§ **Written problem**:
Only the number is wanted: how many lines hold the word "style"?

=====

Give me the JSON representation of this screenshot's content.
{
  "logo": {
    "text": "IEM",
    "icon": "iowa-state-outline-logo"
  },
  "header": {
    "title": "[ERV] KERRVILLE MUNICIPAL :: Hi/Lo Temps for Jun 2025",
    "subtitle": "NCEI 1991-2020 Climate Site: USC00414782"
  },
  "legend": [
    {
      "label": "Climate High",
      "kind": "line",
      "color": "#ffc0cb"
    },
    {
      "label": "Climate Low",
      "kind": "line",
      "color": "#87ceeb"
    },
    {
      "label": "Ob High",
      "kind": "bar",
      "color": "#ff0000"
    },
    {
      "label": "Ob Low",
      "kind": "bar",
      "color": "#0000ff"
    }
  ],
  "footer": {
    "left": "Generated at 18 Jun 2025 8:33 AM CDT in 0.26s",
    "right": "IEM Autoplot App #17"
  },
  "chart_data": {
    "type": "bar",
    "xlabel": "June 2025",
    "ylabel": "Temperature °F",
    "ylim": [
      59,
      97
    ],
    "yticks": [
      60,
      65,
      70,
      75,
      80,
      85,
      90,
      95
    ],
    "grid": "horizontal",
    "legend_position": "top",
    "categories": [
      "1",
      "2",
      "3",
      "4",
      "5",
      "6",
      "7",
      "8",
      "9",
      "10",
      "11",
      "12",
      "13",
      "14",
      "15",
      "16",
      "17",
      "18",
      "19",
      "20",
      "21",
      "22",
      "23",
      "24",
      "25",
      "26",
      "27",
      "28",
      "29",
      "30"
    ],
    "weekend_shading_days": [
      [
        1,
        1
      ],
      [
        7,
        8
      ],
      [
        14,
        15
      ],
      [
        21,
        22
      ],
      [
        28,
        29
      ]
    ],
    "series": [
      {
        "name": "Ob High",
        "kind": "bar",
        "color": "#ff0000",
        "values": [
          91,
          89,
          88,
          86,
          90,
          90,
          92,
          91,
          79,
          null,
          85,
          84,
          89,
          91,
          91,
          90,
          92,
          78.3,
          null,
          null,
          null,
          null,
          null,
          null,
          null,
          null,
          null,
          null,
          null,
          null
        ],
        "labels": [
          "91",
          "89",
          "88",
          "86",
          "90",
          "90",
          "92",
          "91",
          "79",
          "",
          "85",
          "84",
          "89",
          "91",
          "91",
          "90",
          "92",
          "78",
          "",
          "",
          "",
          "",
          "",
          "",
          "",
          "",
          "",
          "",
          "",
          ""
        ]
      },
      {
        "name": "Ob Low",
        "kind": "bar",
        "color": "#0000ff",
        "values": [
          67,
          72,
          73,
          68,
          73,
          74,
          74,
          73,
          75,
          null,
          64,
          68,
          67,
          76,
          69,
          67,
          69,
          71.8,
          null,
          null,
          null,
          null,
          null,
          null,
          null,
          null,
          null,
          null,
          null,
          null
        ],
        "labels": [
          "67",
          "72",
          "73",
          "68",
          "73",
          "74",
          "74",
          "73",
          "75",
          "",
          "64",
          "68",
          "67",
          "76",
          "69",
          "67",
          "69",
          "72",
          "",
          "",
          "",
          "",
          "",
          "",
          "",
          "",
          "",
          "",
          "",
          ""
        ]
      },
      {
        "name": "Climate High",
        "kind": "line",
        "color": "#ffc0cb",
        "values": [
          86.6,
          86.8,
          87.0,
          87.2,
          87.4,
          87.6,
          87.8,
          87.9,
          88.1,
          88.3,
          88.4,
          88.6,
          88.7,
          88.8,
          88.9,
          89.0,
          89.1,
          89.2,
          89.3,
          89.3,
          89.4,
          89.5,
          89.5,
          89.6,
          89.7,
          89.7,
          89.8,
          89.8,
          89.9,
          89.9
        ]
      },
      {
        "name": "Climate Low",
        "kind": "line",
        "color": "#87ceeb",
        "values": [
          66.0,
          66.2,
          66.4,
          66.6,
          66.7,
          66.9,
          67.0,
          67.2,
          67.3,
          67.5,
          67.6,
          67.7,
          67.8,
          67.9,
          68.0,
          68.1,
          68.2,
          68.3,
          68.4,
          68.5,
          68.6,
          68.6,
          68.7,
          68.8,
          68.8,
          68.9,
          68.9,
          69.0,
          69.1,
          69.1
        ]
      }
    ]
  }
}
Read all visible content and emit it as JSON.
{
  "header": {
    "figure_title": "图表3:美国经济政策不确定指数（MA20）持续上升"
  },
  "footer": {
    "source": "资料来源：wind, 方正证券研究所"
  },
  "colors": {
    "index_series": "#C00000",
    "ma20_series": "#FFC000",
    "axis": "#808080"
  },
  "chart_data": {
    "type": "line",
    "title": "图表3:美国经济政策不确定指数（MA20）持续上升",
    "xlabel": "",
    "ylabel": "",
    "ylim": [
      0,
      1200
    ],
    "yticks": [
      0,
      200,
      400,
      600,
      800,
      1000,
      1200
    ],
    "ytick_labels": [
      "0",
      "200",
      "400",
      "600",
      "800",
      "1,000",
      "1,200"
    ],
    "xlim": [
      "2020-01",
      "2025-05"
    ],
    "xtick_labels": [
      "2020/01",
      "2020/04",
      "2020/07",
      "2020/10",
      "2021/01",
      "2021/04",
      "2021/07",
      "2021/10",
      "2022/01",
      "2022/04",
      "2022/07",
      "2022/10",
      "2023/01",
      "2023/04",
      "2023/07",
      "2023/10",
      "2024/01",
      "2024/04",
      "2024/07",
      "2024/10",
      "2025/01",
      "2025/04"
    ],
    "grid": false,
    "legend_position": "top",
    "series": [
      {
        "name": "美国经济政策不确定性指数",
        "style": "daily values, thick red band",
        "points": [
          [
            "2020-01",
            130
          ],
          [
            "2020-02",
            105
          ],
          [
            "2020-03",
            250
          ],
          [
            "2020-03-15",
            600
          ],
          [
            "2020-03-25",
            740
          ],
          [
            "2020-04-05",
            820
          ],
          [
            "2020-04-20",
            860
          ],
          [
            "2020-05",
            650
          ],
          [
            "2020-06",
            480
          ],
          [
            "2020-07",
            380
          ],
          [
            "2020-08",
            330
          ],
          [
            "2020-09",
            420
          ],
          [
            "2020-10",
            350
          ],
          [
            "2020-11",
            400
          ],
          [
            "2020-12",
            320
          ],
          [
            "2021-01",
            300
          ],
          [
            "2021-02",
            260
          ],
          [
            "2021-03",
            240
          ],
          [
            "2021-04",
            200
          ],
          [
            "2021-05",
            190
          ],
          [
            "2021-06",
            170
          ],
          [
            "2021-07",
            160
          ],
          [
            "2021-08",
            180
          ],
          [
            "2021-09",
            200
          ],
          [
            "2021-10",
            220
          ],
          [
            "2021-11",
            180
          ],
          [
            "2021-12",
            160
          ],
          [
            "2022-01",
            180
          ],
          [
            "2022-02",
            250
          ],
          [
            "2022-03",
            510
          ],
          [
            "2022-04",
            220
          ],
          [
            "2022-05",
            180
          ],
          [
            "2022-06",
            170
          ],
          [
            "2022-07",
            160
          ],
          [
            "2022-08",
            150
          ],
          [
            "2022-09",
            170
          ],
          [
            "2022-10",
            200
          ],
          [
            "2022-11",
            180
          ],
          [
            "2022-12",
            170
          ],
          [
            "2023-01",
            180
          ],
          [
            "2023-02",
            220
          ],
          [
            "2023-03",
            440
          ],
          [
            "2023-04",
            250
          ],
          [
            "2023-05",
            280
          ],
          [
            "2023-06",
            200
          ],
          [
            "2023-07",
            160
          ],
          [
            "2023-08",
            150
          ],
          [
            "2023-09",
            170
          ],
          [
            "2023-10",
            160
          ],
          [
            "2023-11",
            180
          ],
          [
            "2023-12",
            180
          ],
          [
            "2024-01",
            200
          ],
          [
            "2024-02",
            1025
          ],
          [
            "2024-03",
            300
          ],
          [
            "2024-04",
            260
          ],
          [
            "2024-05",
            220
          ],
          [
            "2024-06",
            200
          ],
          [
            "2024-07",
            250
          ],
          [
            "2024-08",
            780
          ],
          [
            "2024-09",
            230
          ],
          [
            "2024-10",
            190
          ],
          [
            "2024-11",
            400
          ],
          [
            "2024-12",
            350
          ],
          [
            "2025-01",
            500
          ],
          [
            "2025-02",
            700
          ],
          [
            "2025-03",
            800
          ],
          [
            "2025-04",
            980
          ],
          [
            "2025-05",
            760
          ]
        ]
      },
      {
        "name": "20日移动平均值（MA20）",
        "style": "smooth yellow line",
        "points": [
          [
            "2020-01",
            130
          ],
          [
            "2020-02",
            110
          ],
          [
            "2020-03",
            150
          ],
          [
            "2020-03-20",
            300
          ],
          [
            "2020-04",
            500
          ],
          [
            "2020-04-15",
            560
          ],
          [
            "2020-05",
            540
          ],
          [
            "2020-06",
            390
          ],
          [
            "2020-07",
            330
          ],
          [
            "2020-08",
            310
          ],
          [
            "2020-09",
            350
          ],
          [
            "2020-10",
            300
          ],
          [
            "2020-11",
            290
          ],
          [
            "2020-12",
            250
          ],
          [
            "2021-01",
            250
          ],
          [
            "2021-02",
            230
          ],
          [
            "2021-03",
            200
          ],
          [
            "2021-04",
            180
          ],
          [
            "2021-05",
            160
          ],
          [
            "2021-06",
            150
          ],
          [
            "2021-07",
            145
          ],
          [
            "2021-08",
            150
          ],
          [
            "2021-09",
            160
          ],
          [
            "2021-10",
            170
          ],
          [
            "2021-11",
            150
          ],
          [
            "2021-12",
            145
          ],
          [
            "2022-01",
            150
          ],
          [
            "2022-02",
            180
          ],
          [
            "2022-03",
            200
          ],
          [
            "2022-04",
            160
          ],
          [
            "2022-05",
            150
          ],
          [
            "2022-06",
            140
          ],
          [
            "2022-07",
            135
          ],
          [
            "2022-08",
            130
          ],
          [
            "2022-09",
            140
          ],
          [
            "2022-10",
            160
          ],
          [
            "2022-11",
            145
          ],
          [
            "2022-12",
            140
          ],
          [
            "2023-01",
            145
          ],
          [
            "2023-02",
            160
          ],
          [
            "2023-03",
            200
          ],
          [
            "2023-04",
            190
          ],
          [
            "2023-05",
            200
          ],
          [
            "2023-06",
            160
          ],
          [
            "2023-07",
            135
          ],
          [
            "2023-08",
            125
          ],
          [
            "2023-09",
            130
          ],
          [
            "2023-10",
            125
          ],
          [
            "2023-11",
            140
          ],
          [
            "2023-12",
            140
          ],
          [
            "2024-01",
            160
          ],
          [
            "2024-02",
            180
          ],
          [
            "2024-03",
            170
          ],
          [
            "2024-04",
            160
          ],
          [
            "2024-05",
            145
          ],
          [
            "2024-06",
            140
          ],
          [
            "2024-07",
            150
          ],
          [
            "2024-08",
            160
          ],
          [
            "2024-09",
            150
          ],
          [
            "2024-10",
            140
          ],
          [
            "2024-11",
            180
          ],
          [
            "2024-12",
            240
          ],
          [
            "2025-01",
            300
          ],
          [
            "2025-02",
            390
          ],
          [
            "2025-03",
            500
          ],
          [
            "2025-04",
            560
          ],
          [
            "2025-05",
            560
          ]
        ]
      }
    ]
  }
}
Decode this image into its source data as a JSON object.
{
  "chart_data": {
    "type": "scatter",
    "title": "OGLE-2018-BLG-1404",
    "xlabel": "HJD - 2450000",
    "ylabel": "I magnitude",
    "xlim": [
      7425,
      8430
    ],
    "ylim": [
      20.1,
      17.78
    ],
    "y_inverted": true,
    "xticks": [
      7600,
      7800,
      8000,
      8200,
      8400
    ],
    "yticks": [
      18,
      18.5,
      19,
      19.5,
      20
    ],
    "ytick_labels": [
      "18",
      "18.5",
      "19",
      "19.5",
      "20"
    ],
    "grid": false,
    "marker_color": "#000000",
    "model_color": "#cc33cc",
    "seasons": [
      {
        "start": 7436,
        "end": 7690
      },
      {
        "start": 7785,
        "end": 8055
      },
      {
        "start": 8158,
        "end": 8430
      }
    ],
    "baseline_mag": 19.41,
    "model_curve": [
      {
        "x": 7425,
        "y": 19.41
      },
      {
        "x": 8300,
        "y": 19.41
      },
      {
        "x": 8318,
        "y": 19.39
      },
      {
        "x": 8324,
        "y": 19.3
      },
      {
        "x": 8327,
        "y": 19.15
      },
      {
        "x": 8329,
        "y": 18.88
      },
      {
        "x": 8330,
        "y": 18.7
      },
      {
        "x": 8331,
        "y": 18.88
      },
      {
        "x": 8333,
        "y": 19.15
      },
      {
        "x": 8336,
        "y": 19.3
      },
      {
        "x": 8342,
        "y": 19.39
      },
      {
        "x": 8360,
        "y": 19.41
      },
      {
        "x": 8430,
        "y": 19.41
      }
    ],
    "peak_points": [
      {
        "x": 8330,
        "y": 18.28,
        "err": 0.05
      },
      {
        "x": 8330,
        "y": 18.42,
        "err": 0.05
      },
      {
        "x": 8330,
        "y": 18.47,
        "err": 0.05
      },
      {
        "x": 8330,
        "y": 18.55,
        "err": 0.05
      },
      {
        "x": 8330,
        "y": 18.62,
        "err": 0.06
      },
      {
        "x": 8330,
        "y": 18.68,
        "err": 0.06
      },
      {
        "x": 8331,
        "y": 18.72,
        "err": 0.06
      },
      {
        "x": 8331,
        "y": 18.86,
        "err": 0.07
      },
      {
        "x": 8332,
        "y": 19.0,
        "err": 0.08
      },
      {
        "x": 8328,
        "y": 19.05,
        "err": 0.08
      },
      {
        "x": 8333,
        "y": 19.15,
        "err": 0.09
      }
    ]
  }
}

=====

§ **Solution to this problem**:
2